Rewrite the entries below, changing every "card-title" to "card-heading" and leaving all other text as it is.

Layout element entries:
################

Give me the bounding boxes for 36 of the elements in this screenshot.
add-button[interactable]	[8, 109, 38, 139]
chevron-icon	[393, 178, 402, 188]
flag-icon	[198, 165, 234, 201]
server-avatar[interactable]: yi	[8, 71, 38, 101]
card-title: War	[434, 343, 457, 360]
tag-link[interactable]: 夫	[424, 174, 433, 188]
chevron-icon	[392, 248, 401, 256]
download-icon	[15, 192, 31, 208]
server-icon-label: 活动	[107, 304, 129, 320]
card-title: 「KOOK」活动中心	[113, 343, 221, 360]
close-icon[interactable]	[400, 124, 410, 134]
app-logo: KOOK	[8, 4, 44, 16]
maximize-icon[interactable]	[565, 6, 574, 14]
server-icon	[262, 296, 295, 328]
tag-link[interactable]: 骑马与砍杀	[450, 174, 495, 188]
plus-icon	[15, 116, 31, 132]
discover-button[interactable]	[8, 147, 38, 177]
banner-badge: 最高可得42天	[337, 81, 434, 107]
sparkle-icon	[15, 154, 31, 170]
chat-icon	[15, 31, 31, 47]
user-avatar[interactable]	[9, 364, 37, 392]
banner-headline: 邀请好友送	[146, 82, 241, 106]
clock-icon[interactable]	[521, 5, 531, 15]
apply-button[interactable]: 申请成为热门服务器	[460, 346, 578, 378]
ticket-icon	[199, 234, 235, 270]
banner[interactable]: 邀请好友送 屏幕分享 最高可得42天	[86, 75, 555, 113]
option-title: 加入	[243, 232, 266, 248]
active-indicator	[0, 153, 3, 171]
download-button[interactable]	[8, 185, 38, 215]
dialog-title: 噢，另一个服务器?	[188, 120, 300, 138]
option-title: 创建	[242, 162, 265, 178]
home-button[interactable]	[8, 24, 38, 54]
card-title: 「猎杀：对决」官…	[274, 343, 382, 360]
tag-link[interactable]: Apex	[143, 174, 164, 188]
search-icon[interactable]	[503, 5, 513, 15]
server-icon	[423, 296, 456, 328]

################

> Response to the exercise:
Give me the bounding boxes for 36 of the elements in this screenshot.
add-button[interactable]	[8, 109, 38, 139]
chevron-icon	[393, 178, 402, 188]
flag-icon	[198, 165, 234, 201]
server-avatar[interactable]: yi	[8, 71, 38, 101]
card-heading: War	[434, 343, 457, 360]
tag-link[interactable]: 夫	[424, 174, 433, 188]
chevron-icon	[392, 248, 401, 256]
download-icon	[15, 192, 31, 208]
server-icon-label: 活动	[107, 304, 129, 320]
card-heading: 「KOOK」活动中心	[113, 343, 221, 360]
close-icon[interactable]	[400, 124, 410, 134]
app-logo: KOOK	[8, 4, 44, 16]
maximize-icon[interactable]	[565, 6, 574, 14]
server-icon	[262, 296, 295, 328]
tag-link[interactable]: 骑马与砍杀	[450, 174, 495, 188]
plus-icon	[15, 116, 31, 132]
discover-button[interactable]	[8, 147, 38, 177]
banner-badge: 最高可得42天	[337, 81, 434, 107]
sparkle-icon	[15, 154, 31, 170]
chat-icon	[15, 31, 31, 47]
user-avatar[interactable]	[9, 364, 37, 392]
banner-headline: 邀请好友送	[146, 82, 241, 106]
clock-icon[interactable]	[521, 5, 531, 15]
apply-button[interactable]: 申请成为热门服务器	[460, 346, 578, 378]
ticket-icon	[199, 234, 235, 270]
banner[interactable]: 邀请好友送 屏幕分享 最高可得42天	[86, 75, 555, 113]
option-title: 加入	[243, 232, 266, 248]
active-indicator	[0, 153, 3, 171]
download-button[interactable]	[8, 185, 38, 215]
dialog-title: 噢，另一个服务器?	[188, 120, 300, 138]
option-title: 创建	[242, 162, 265, 178]
home-button[interactable]	[8, 24, 38, 54]
card-heading: 「猎杀：对决」官…	[274, 343, 382, 360]
tag-link[interactable]: Apex	[143, 174, 164, 188]
search-icon[interactable]	[503, 5, 513, 15]
server-icon	[423, 296, 456, 328]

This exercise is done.